Filter this data down to the lines that hold "image", and copy them.

### Record excerpts ###

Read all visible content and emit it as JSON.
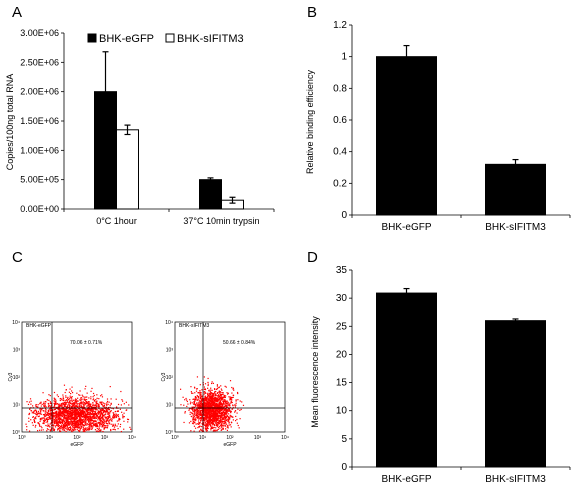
{
  "panels": {
    "a_letter": "A",
    "b_letter": "B",
    "c_letter": "C",
    "d_letter": "D"
  },
  "chart_data": [
    {
      "panel": "A",
      "type": "bar",
      "categories": [
        "0°C 1hour",
        "37°C 10min trypsin"
      ],
      "series": [
        {
          "name": "BHK-eGFP",
          "values": [
            2000000,
            500000
          ],
          "errors": [
            680000,
            30000
          ],
          "color": "#000000"
        },
        {
          "name": "BHK-sIFITM3",
          "values": [
            1350000,
            150000
          ],
          "errors": [
            80000,
            50000
          ],
          "color": "#ffffff"
        }
      ],
      "ylabel": "Copies/100ng total RNA",
      "xlabel": "",
      "ylim": [
        0,
        3000000
      ],
      "yticks": [
        0,
        500000,
        1000000,
        1500000,
        2000000,
        2500000,
        3000000
      ],
      "ytick_labels": [
        "0.00E+00",
        "5.00E+05",
        "1.00E+06",
        "1.50E+06",
        "2.00E+06",
        "2.50E+06",
        "3.00E+06"
      ],
      "legend": "top"
    },
    {
      "panel": "B",
      "type": "bar",
      "categories": [
        "BHK-eGFP",
        "BHK-sIFITM3"
      ],
      "values": [
        1.0,
        0.32
      ],
      "errors": [
        0.07,
        0.03
      ],
      "ylabel": "Relative binding efficiency",
      "xlabel": "",
      "ylim": [
        0,
        1.2
      ],
      "yticks": [
        0,
        0.2,
        0.4,
        0.6,
        0.8,
        1,
        1.2
      ],
      "ytick_labels": [
        "0",
        "0.2",
        "0.4",
        "0.6",
        "0.8",
        "1",
        "1.2"
      ]
    },
    {
      "panel": "C",
      "type": "scatter",
      "plots": [
        {
          "title": "BHK-eGFP",
          "annotation": "70.06 ± 0.71%",
          "xlabel": "eGFP",
          "ylabel": "Cy3",
          "color": "#ff0000"
        },
        {
          "title": "BHK-sIFITM3",
          "annotation": "50.66 ± 0.84%",
          "xlabel": "eGFP",
          "ylabel": "Cy3",
          "color": "#ff0000"
        }
      ],
      "log_scale": true,
      "axis_range_log10": [
        0,
        4
      ],
      "xtick_labels": [
        "10⁰",
        "10¹",
        "10²",
        "10³",
        "10⁴"
      ],
      "ytick_labels": [
        "10⁰",
        "10¹",
        "10²",
        "10³",
        "10⁴"
      ]
    },
    {
      "panel": "D",
      "type": "bar",
      "categories": [
        "BHK-eGFP",
        "BHK-sIFITM3"
      ],
      "values": [
        30.9,
        26.0
      ],
      "errors": [
        0.8,
        0.3
      ],
      "ylabel": "Mean fluorescence intensity",
      "xlabel": "",
      "ylim": [
        0,
        35
      ],
      "yticks": [
        0,
        5,
        10,
        15,
        20,
        25,
        30,
        35
      ],
      "ytick_labels": [
        "0",
        "5",
        "10",
        "15",
        "20",
        "25",
        "30",
        "35"
      ]
    }
  ]
}
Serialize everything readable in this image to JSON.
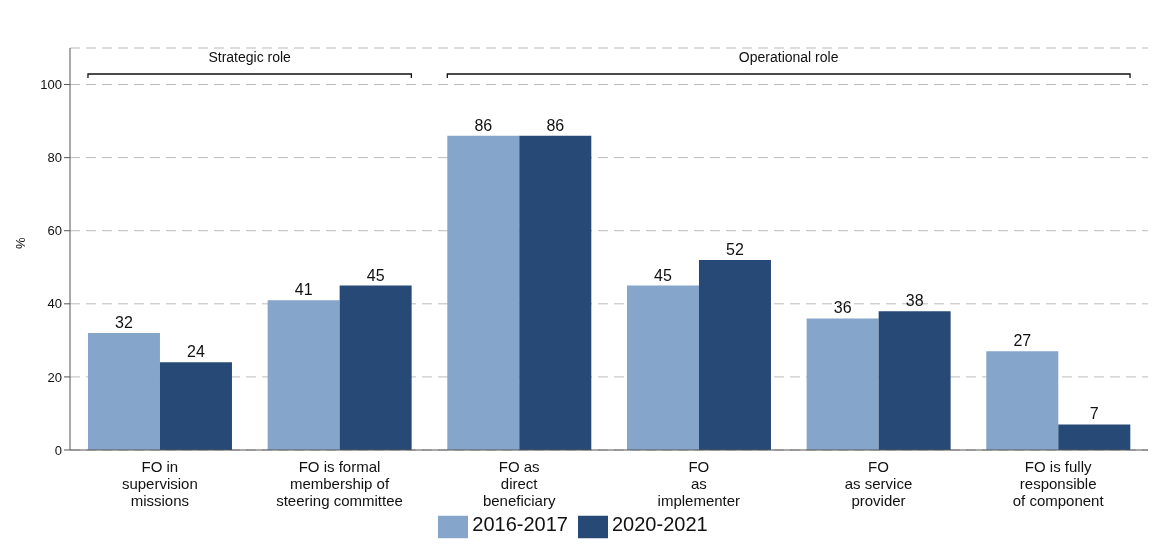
{
  "chart_data": {
    "type": "bar",
    "ylabel": "%",
    "categories": [
      "FO in\nsupervision\nmissions",
      "FO is formal\nmembership of\nsteering committee",
      "FO as\ndirect\nbeneficiary",
      "FO\nas\nimplementer",
      "FO\nas service\nprovider",
      "FO is fully\nresponsible\nof component"
    ],
    "series": [
      {
        "name": "2016-2017",
        "color": "#86a5ca",
        "values": [
          32,
          41,
          86,
          45,
          36,
          27
        ]
      },
      {
        "name": "2020-2021",
        "color": "#264a75",
        "values": [
          24,
          45,
          86,
          52,
          38,
          7
        ]
      }
    ],
    "ylim": [
      0,
      110
    ],
    "yticks": [
      0,
      20,
      40,
      60,
      80,
      100
    ],
    "grid": "y",
    "legend": "bottom",
    "data_labels": true,
    "annotations": [
      "Strategic role",
      "Operational role"
    ]
  }
}
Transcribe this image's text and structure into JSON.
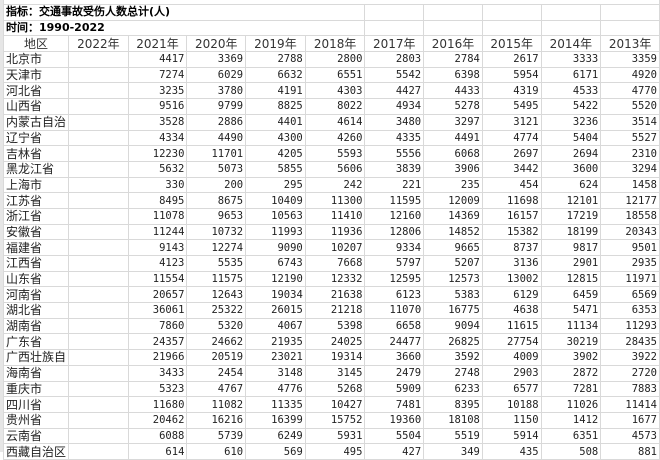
{
  "meta": {
    "indicator": "指标：交通事故受伤人数总计(人)",
    "time": "时间：1990-2022"
  },
  "header": [
    "地区",
    "2022年",
    "2021年",
    "2020年",
    "2019年",
    "2018年",
    "2017年",
    "2016年",
    "2015年",
    "2014年",
    "2013年"
  ],
  "rows": [
    {
      "region": "北京市",
      "values": [
        "",
        "4417",
        "3369",
        "2788",
        "2800",
        "2803",
        "2784",
        "2617",
        "3333",
        "3359"
      ]
    },
    {
      "region": "天津市",
      "values": [
        "",
        "7274",
        "6029",
        "6632",
        "6551",
        "5542",
        "6398",
        "5954",
        "6171",
        "4920"
      ]
    },
    {
      "region": "河北省",
      "values": [
        "",
        "3235",
        "3780",
        "4191",
        "4303",
        "4427",
        "4433",
        "4319",
        "4533",
        "4770"
      ]
    },
    {
      "region": "山西省",
      "values": [
        "",
        "9516",
        "9799",
        "8825",
        "8022",
        "4934",
        "5278",
        "5495",
        "5422",
        "5520"
      ]
    },
    {
      "region": "内蒙古自治",
      "values": [
        "",
        "3528",
        "2886",
        "4401",
        "4614",
        "3480",
        "3297",
        "3121",
        "3236",
        "3514"
      ]
    },
    {
      "region": "辽宁省",
      "values": [
        "",
        "4334",
        "4490",
        "4300",
        "4260",
        "4335",
        "4491",
        "4774",
        "5404",
        "5527"
      ]
    },
    {
      "region": "吉林省",
      "values": [
        "",
        "12230",
        "11701",
        "4205",
        "5593",
        "5556",
        "6068",
        "2697",
        "2694",
        "2310"
      ]
    },
    {
      "region": "黑龙江省",
      "values": [
        "",
        "5632",
        "5073",
        "5855",
        "5606",
        "3839",
        "3906",
        "3442",
        "3600",
        "3294"
      ]
    },
    {
      "region": "上海市",
      "values": [
        "",
        "330",
        "200",
        "295",
        "242",
        "221",
        "235",
        "454",
        "624",
        "1458"
      ]
    },
    {
      "region": "江苏省",
      "values": [
        "",
        "8495",
        "8675",
        "10409",
        "11300",
        "11595",
        "12009",
        "11698",
        "12101",
        "12177"
      ]
    },
    {
      "region": "浙江省",
      "values": [
        "",
        "11078",
        "9653",
        "10563",
        "11410",
        "12160",
        "14369",
        "16157",
        "17219",
        "18558"
      ]
    },
    {
      "region": "安徽省",
      "values": [
        "",
        "11244",
        "10732",
        "11993",
        "11936",
        "12806",
        "14852",
        "15382",
        "18199",
        "20343"
      ]
    },
    {
      "region": "福建省",
      "values": [
        "",
        "9143",
        "12274",
        "9090",
        "10207",
        "9334",
        "9665",
        "8737",
        "9817",
        "9501"
      ]
    },
    {
      "region": "江西省",
      "values": [
        "",
        "4123",
        "5535",
        "6743",
        "7668",
        "5797",
        "5207",
        "3136",
        "2901",
        "2935"
      ]
    },
    {
      "region": "山东省",
      "values": [
        "",
        "11554",
        "11575",
        "12190",
        "12332",
        "12595",
        "12573",
        "13002",
        "12815",
        "11971"
      ]
    },
    {
      "region": "河南省",
      "values": [
        "",
        "20657",
        "12643",
        "19034",
        "21638",
        "6123",
        "5383",
        "6129",
        "6459",
        "6569"
      ]
    },
    {
      "region": "湖北省",
      "values": [
        "",
        "36061",
        "25322",
        "26015",
        "21218",
        "11070",
        "16775",
        "4638",
        "5471",
        "6353"
      ]
    },
    {
      "region": "湖南省",
      "values": [
        "",
        "7860",
        "5320",
        "4067",
        "5398",
        "6658",
        "9094",
        "11615",
        "11134",
        "11293"
      ]
    },
    {
      "region": "广东省",
      "values": [
        "",
        "24357",
        "24662",
        "21935",
        "24025",
        "24477",
        "26825",
        "27754",
        "30219",
        "28435"
      ]
    },
    {
      "region": "广西壮族自",
      "values": [
        "",
        "21966",
        "20519",
        "23021",
        "19314",
        "3660",
        "3592",
        "4009",
        "3902",
        "3922"
      ]
    },
    {
      "region": "海南省",
      "values": [
        "",
        "3433",
        "2454",
        "3148",
        "3145",
        "2479",
        "2748",
        "2903",
        "2872",
        "2720"
      ]
    },
    {
      "region": "重庆市",
      "values": [
        "",
        "5323",
        "4767",
        "4776",
        "5268",
        "5909",
        "6233",
        "6577",
        "7281",
        "7883"
      ]
    },
    {
      "region": "四川省",
      "values": [
        "",
        "11680",
        "11082",
        "11335",
        "10427",
        "7481",
        "8395",
        "10188",
        "11026",
        "11414"
      ]
    },
    {
      "region": "贵州省",
      "values": [
        "",
        "20462",
        "16216",
        "16399",
        "15752",
        "19360",
        "18108",
        "1150",
        "1412",
        "1677"
      ]
    },
    {
      "region": "云南省",
      "values": [
        "",
        "6088",
        "5739",
        "6249",
        "5931",
        "5504",
        "5519",
        "5914",
        "6351",
        "4573"
      ]
    },
    {
      "region": "西藏自治区",
      "values": [
        "",
        "614",
        "610",
        "569",
        "495",
        "427",
        "349",
        "435",
        "508",
        "881"
      ]
    }
  ]
}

###

■ **Task solution**
Serialize everything readable in this image to JSON.
Transcribe this image's text and structure into JSON.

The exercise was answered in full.